Every line below should be copied exactly; drop the pictures.

Rows from a figure dataset -
━━━━━━━━━━━━━━━━━━━━━━━━━━━━━━
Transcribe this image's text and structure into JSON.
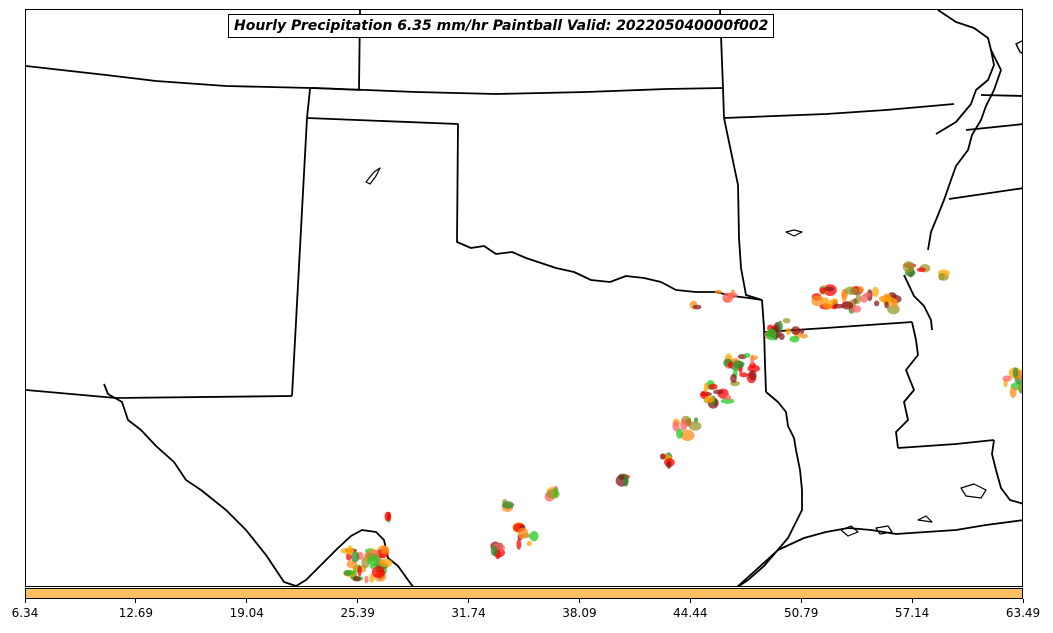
{
  "title": "Hourly Precipitation 6.35 mm/hr Paintball Valid: 202205040000f002",
  "colorbar": {
    "color": "#FFC062",
    "tick_labels": [
      "6.34",
      "12.69",
      "19.04",
      "25.39",
      "31.74",
      "38.09",
      "44.44",
      "50.79",
      "57.14",
      "63.49"
    ]
  },
  "paintball_colors": [
    "#ff0000",
    "#ff8c1a",
    "#22cc22",
    "#8b1a1a",
    "#2e8b2e",
    "#9a9a2a",
    "#ffa500",
    "#ff6666"
  ]
}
━━━━━━━━━━━━━━━━━━━━━━━━━━━━━━
ANSWER FOR THE TASK -
Transcribe this image's text and structure into JSON.
{
  "title": "Hourly Precipitation 6.35 mm/hr Paintball Valid: 202205040000f002",
  "colorbar": {
    "color": "#FFC062",
    "tick_labels": [
      "6.34",
      "12.69",
      "19.04",
      "25.39",
      "31.74",
      "38.09",
      "44.44",
      "50.79",
      "57.14",
      "63.49"
    ]
  },
  "paintball_colors": [
    "#ff0000",
    "#ff8c1a",
    "#22cc22",
    "#8b1a1a",
    "#2e8b2e",
    "#9a9a2a",
    "#ffa500",
    "#ff6666"
  ]
}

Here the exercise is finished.